Source data:
--------------------------------
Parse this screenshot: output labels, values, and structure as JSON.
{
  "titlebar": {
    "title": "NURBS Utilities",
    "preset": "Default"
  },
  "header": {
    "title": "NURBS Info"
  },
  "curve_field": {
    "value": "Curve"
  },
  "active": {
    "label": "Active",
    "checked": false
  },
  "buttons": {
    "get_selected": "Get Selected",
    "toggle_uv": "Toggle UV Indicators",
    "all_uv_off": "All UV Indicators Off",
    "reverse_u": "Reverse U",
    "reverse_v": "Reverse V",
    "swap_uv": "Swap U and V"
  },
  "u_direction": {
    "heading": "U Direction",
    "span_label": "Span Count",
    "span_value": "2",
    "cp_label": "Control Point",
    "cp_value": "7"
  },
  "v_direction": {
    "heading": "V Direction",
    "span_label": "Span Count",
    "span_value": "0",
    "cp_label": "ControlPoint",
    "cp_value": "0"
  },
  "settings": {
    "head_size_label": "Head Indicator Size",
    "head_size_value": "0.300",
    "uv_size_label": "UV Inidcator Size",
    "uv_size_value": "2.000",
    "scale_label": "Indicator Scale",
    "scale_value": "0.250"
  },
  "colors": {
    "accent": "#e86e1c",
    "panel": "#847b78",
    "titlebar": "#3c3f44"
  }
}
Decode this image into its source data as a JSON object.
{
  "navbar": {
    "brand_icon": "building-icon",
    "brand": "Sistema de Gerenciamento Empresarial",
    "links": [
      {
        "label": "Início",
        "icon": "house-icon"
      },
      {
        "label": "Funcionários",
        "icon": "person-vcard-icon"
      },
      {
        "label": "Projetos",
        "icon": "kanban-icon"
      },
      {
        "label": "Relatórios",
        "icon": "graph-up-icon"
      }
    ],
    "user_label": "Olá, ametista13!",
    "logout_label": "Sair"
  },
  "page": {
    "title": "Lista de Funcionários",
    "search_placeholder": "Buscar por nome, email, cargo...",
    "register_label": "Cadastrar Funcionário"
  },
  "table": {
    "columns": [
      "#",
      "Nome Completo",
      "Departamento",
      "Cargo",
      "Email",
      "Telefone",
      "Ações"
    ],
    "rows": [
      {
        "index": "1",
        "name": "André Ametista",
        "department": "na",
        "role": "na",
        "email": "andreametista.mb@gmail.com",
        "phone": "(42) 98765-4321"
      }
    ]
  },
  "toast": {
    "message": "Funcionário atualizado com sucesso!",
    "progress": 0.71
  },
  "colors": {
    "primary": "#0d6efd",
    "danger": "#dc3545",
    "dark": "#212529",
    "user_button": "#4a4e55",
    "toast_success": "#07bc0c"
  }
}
--------------------------------
◆ Task to carry out: Extract, word for word, each line of the listing above.

◆ Answer:
Parse this screenshot: output labels, values, and structure as JSON.
{
  "titlebar": {
    "title": "NURBS Utilities",
    "preset": "Default"
  },
  "header": {
    "title": "NURBS Info"
  },
  "curve_field": {
    "value": "Curve"
  },
  "active": {
    "label": "Active",
    "checked": false
  },
  "buttons": {
    "get_selected": "Get Selected",
    "toggle_uv": "Toggle UV Indicators",
    "all_uv_off": "All UV Indicators Off",
    "reverse_u": "Reverse U",
    "reverse_v": "Reverse V",
    "swap_uv": "Swap U and V"
  },
  "u_direction": {
    "heading": "U Direction",
    "span_label": "Span Count",
    "span_value": "2",
    "cp_label": "Control Point",
    "cp_value": "7"
  },
  "v_direction": {
    "heading": "V Direction",
    "span_label": "Span Count",
    "span_value": "0",
    "cp_label": "ControlPoint",
    "cp_value": "0"
  },
  "settings": {
    "head_size_label": "Head Indicator Size",
    "head_size_value": "0.300",
    "uv_size_label": "UV Inidcator Size",
    "uv_size_value": "2.000",
    "scale_label": "Indicator Scale",
    "scale_value": "0.250"
  },
  "colors": {
    "accent": "#e86e1c",
    "panel": "#847b78",
    "titlebar": "#3c3f44"
  }
}
Decode this image into its source data as a JSON object.
{
  "navbar": {
    "brand_icon": "building-icon",
    "brand": "Sistema de Gerenciamento Empresarial",
    "links": [
      {
        "label": "Início",
        "icon": "house-icon"
      },
      {
        "label": "Funcionários",
        "icon": "person-vcard-icon"
      },
      {
        "label": "Projetos",
        "icon": "kanban-icon"
      },
      {
        "label": "Relatórios",
        "icon": "graph-up-icon"
      }
    ],
    "user_label": "Olá, ametista13!",
    "logout_label": "Sair"
  },
  "page": {
    "title": "Lista de Funcionários",
    "search_placeholder": "Buscar por nome, email, cargo...",
    "register_label": "Cadastrar Funcionário"
  },
  "table": {
    "columns": [
      "#",
      "Nome Completo",
      "Departamento",
      "Cargo",
      "Email",
      "Telefone",
      "Ações"
    ],
    "rows": [
      {
        "index": "1",
        "name": "André Ametista",
        "department": "na",
        "role": "na",
        "email": "andreametista.mb@gmail.com",
        "phone": "(42) 98765-4321"
      }
    ]
  },
  "toast": {
    "message": "Funcionário atualizado com sucesso!",
    "progress": 0.71
  },
  "colors": {
    "primary": "#0d6efd",
    "danger": "#dc3545",
    "dark": "#212529",
    "user_button": "#4a4e55",
    "toast_success": "#07bc0c"
  }
}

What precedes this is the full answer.